[Dataset items]
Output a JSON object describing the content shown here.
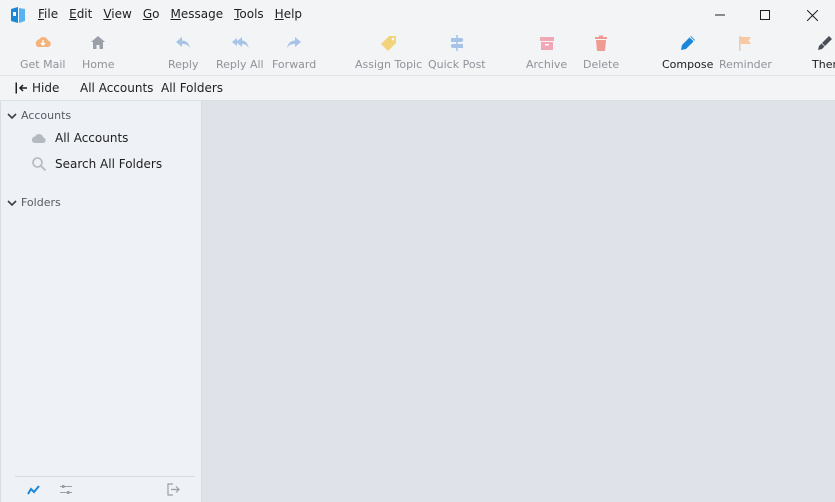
{
  "menu": [
    {
      "key": "F",
      "rest": "ile"
    },
    {
      "key": "E",
      "rest": "dit"
    },
    {
      "key": "V",
      "rest": "iew"
    },
    {
      "key": "G",
      "rest": "o"
    },
    {
      "key": "M",
      "rest": "essage"
    },
    {
      "key": "T",
      "rest": "ools"
    },
    {
      "key": "H",
      "rest": "elp"
    }
  ],
  "toolbar": {
    "get_mail": "Get Mail",
    "home": "Home",
    "reply": "Reply",
    "reply_all": "Reply All",
    "forward": "Forward",
    "assign_topic": "Assign Topic",
    "quick_post": "Quick Post",
    "archive": "Archive",
    "delete": "Delete",
    "compose": "Compose",
    "reminder": "Reminder",
    "themes": "Ther"
  },
  "pane_header": {
    "hide": "Hide",
    "all_accounts": "All Accounts",
    "all_folders": "All Folders"
  },
  "sidebar": {
    "accounts_section": "Accounts",
    "items": [
      "All Accounts",
      "Search All Folders"
    ],
    "folders_section": "Folders"
  },
  "colors": {
    "accent_blue": "#1b87d6",
    "get_mail_orange": "#f3b37a",
    "assign_topic_yellow": "#f2d27a",
    "archive_pink": "#f0a7b6",
    "delete_red": "#ef9a92",
    "reminder_orange": "#f6c9a4",
    "disabled_blue": "#a8c3e8"
  }
}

▸ Short problem
From the entries, copy out each line containing the word "Accounts".

▸ Correct answer
    "all_accounts": "All Accounts",
    "accounts_section": "Accounts",
      "All Accounts",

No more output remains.